§ Stated problem: Repeat the records verbatim and leave the pictures out of your copy.

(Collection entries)
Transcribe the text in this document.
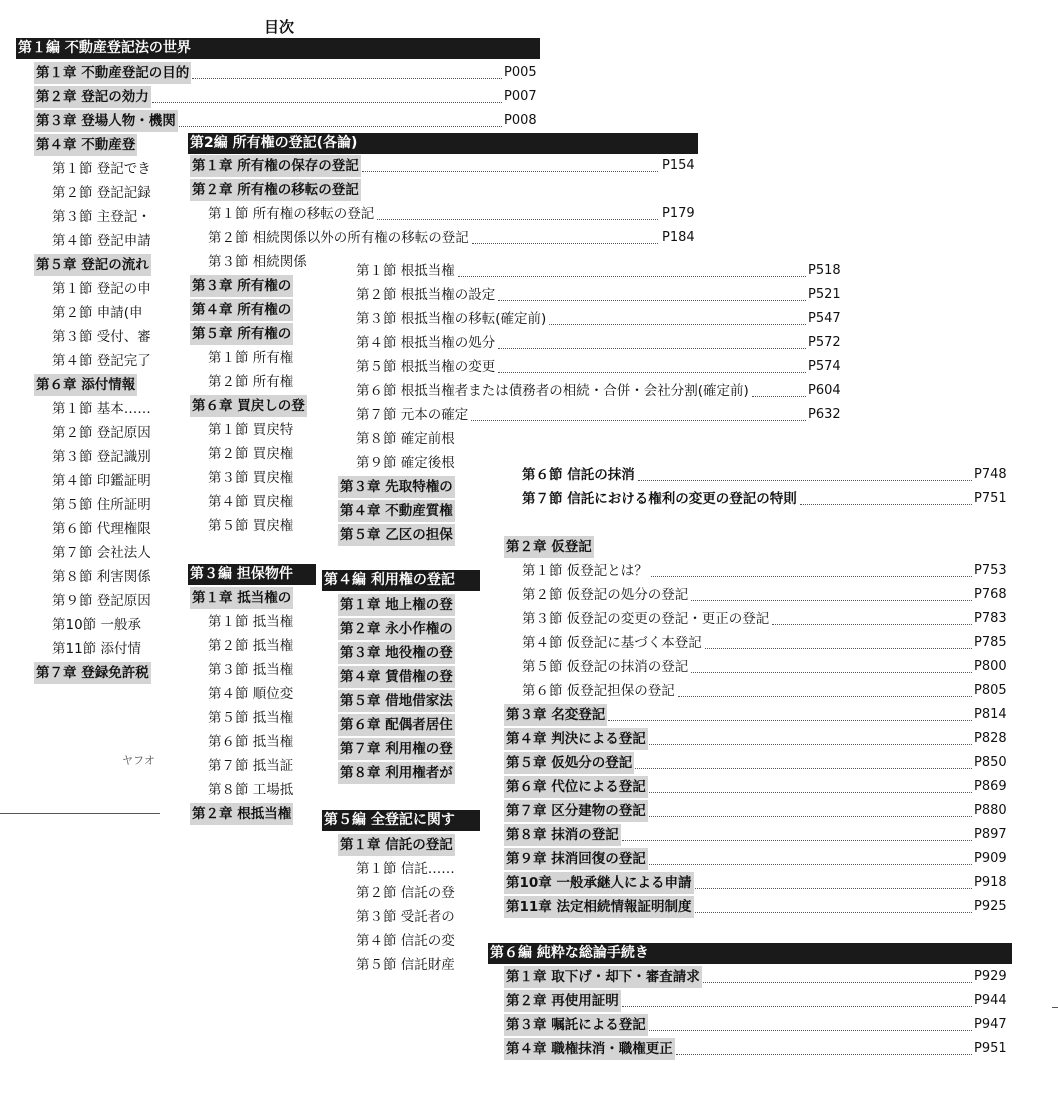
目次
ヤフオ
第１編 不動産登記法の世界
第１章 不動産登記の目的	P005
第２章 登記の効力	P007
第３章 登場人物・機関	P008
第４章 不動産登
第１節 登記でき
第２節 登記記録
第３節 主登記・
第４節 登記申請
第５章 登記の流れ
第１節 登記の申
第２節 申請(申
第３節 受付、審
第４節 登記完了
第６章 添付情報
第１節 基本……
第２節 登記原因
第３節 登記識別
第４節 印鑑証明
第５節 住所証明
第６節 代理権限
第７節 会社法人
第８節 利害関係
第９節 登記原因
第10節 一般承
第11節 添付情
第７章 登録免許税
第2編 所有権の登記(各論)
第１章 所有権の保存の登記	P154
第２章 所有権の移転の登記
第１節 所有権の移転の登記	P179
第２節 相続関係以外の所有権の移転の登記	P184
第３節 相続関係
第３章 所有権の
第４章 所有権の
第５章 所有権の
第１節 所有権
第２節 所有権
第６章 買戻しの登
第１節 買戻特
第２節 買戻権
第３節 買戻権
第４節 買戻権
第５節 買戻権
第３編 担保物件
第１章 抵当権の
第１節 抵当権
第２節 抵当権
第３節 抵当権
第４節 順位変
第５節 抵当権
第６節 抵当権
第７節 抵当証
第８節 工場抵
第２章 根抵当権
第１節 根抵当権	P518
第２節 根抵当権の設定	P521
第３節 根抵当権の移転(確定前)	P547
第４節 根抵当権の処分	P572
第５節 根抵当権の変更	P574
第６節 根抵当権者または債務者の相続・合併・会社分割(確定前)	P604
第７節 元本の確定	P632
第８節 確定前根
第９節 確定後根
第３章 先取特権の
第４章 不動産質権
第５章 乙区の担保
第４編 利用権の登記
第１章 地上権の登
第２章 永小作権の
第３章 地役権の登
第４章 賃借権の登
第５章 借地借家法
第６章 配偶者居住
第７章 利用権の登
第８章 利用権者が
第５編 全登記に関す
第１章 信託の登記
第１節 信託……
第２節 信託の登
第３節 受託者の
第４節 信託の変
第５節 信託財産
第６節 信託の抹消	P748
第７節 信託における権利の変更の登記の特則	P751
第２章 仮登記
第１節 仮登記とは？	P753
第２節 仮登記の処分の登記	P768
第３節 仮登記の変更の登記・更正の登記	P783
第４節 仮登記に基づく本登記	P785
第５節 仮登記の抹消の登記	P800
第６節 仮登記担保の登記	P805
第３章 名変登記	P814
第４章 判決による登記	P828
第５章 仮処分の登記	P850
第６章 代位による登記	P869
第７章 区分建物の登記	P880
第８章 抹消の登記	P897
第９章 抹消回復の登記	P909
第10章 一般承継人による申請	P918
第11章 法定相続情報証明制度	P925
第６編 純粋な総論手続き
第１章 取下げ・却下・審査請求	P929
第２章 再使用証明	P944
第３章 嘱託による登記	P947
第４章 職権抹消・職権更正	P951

§ Correct result:
Transcribe the text in this document.
目次
ヤフオ
第１編 不動産登記法の世界
第１章 不動産登記の目的	P005
第２章 登記の効力	P007
第３章 登場人物・機関	P008
第４章 不動産登
第１節 登記でき
第２節 登記記録
第３節 主登記・
第４節 登記申請
第５章 登記の流れ
第１節 登記の申
第２節 申請(申
第３節 受付、審
第４節 登記完了
第６章 添付情報
第１節 基本……
第２節 登記原因
第３節 登記識別
第４節 印鑑証明
第５節 住所証明
第６節 代理権限
第７節 会社法人
第８節 利害関係
第９節 登記原因
第10節 一般承
第11節 添付情
第７章 登録免許税
第2編 所有権の登記(各論)
第１章 所有権の保存の登記	P154
第２章 所有権の移転の登記
第１節 所有権の移転の登記	P179
第２節 相続関係以外の所有権の移転の登記	P184
第３節 相続関係
第３章 所有権の
第４章 所有権の
第５章 所有権の
第１節 所有権
第２節 所有権
第６章 買戻しの登
第１節 買戻特
第２節 買戻権
第３節 買戻権
第４節 買戻権
第５節 買戻権
第３編 担保物件
第１章 抵当権の
第１節 抵当権
第２節 抵当権
第３節 抵当権
第４節 順位変
第５節 抵当権
第６節 抵当権
第７節 抵当証
第８節 工場抵
第２章 根抵当権
第１節 根抵当権	P518
第２節 根抵当権の設定	P521
第３節 根抵当権の移転(確定前)	P547
第４節 根抵当権の処分	P572
第５節 根抵当権の変更	P574
第６節 根抵当権者または債務者の相続・合併・会社分割(確定前)	P604
第７節 元本の確定	P632
第８節 確定前根
第９節 確定後根
第３章 先取特権の
第４章 不動産質権
第５章 乙区の担保
第４編 利用権の登記
第１章 地上権の登
第２章 永小作権の
第３章 地役権の登
第４章 賃借権の登
第５章 借地借家法
第６章 配偶者居住
第７章 利用権の登
第８章 利用権者が
第５編 全登記に関す
第１章 信託の登記
第１節 信託……
第２節 信託の登
第３節 受託者の
第４節 信託の変
第５節 信託財産
第６節 信託の抹消	P748
第７節 信託における権利の変更の登記の特則	P751
第２章 仮登記
第１節 仮登記とは？	P753
第２節 仮登記の処分の登記	P768
第３節 仮登記の変更の登記・更正の登記	P783
第４節 仮登記に基づく本登記	P785
第５節 仮登記の抹消の登記	P800
第６節 仮登記担保の登記	P805
第３章 名変登記	P814
第４章 判決による登記	P828
第５章 仮処分の登記	P850
第６章 代位による登記	P869
第７章 区分建物の登記	P880
第８章 抹消の登記	P897
第９章 抹消回復の登記	P909
第10章 一般承継人による申請	P918
第11章 法定相続情報証明制度	P925
第６編 純粋な総論手続き
第１章 取下げ・却下・審査請求	P929
第２章 再使用証明	P944
第３章 嘱託による登記	P947
第４章 職権抹消・職権更正	P951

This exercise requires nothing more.